→ Information supplied:
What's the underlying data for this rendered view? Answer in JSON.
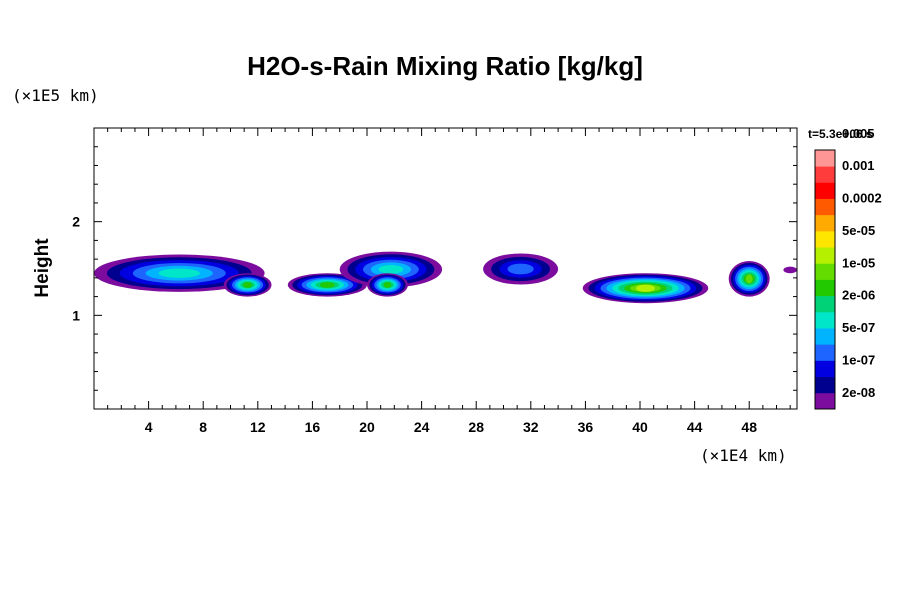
{
  "chart_data": {
    "type": "heatmap",
    "title": "H2O-s-Rain Mixing Ratio [kg/kg]",
    "ylabel": "Height",
    "y_unit": "(×1E5 km)",
    "x_unit": "(×1E4 km)",
    "time_label": "t=5.3e+06 s",
    "xlim": [
      0,
      51.5
    ],
    "ylim": [
      0,
      3
    ],
    "x_ticks": [
      4,
      8,
      12,
      16,
      20,
      24,
      28,
      32,
      36,
      40,
      44,
      48
    ],
    "x_tick_labels": [
      "4",
      "8",
      "12",
      "16",
      "20",
      "24",
      "28",
      "32",
      "36",
      "40",
      "44",
      "48"
    ],
    "y_ticks": [
      1,
      2
    ],
    "y_tick_labels": [
      "1",
      "2"
    ],
    "grid": false,
    "colorbar": {
      "colors": [
        "#7b0c9e",
        "#00008e",
        "#0000e0",
        "#1e64ff",
        "#00b4ff",
        "#00e6c8",
        "#00d278",
        "#22c800",
        "#64dc00",
        "#b4f000",
        "#ffe600",
        "#ffaa00",
        "#ff5a00",
        "#ff0000",
        "#ff3c3c",
        "#ff9696"
      ],
      "labels": [
        "2e-08",
        "1e-07",
        "5e-07",
        "2e-06",
        "1e-05",
        "5e-05",
        "0.0002",
        "0.001",
        "0.005"
      ]
    },
    "cloud_bands": [
      {
        "x": [
          0,
          12.5
        ],
        "y": [
          1.25,
          1.65
        ],
        "peak_level": 5
      },
      {
        "x": [
          9.5,
          13
        ],
        "y": [
          1.2,
          1.45
        ],
        "peak_level": 7
      },
      {
        "x": [
          14.2,
          20
        ],
        "y": [
          1.2,
          1.45
        ],
        "peak_level": 7
      },
      {
        "x": [
          18,
          25.5
        ],
        "y": [
          1.3,
          1.68
        ],
        "peak_level": 5
      },
      {
        "x": [
          20,
          23
        ],
        "y": [
          1.2,
          1.45
        ],
        "peak_level": 7
      },
      {
        "x": [
          28.5,
          34
        ],
        "y": [
          1.33,
          1.66
        ],
        "peak_level": 3
      },
      {
        "x": [
          35.8,
          45
        ],
        "y": [
          1.13,
          1.45
        ],
        "peak_level": 9
      },
      {
        "x": [
          46.5,
          49.5
        ],
        "y": [
          1.2,
          1.58
        ],
        "peak_level": 8
      },
      {
        "x": [
          50.5,
          51.5
        ],
        "y": [
          1.45,
          1.52
        ],
        "peak_level": 0
      }
    ]
  }
}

→ Set problem:
Make an exact copy of the records above, with the pictures left out.

→ The response:
What's the underlying data for this rendered view? Answer in JSON.
{
  "chart_data": {
    "type": "heatmap",
    "title": "H2O-s-Rain Mixing Ratio [kg/kg]",
    "ylabel": "Height",
    "y_unit": "(×1E5 km)",
    "x_unit": "(×1E4 km)",
    "time_label": "t=5.3e+06 s",
    "xlim": [
      0,
      51.5
    ],
    "ylim": [
      0,
      3
    ],
    "x_ticks": [
      4,
      8,
      12,
      16,
      20,
      24,
      28,
      32,
      36,
      40,
      44,
      48
    ],
    "x_tick_labels": [
      "4",
      "8",
      "12",
      "16",
      "20",
      "24",
      "28",
      "32",
      "36",
      "40",
      "44",
      "48"
    ],
    "y_ticks": [
      1,
      2
    ],
    "y_tick_labels": [
      "1",
      "2"
    ],
    "grid": false,
    "colorbar": {
      "colors": [
        "#7b0c9e",
        "#00008e",
        "#0000e0",
        "#1e64ff",
        "#00b4ff",
        "#00e6c8",
        "#00d278",
        "#22c800",
        "#64dc00",
        "#b4f000",
        "#ffe600",
        "#ffaa00",
        "#ff5a00",
        "#ff0000",
        "#ff3c3c",
        "#ff9696"
      ],
      "labels": [
        "2e-08",
        "1e-07",
        "5e-07",
        "2e-06",
        "1e-05",
        "5e-05",
        "0.0002",
        "0.001",
        "0.005"
      ]
    },
    "cloud_bands": [
      {
        "x": [
          0,
          12.5
        ],
        "y": [
          1.25,
          1.65
        ],
        "peak_level": 5
      },
      {
        "x": [
          9.5,
          13
        ],
        "y": [
          1.2,
          1.45
        ],
        "peak_level": 7
      },
      {
        "x": [
          14.2,
          20
        ],
        "y": [
          1.2,
          1.45
        ],
        "peak_level": 7
      },
      {
        "x": [
          18,
          25.5
        ],
        "y": [
          1.3,
          1.68
        ],
        "peak_level": 5
      },
      {
        "x": [
          20,
          23
        ],
        "y": [
          1.2,
          1.45
        ],
        "peak_level": 7
      },
      {
        "x": [
          28.5,
          34
        ],
        "y": [
          1.33,
          1.66
        ],
        "peak_level": 3
      },
      {
        "x": [
          35.8,
          45
        ],
        "y": [
          1.13,
          1.45
        ],
        "peak_level": 9
      },
      {
        "x": [
          46.5,
          49.5
        ],
        "y": [
          1.2,
          1.58
        ],
        "peak_level": 8
      },
      {
        "x": [
          50.5,
          51.5
        ],
        "y": [
          1.45,
          1.52
        ],
        "peak_level": 0
      }
    ]
  }
}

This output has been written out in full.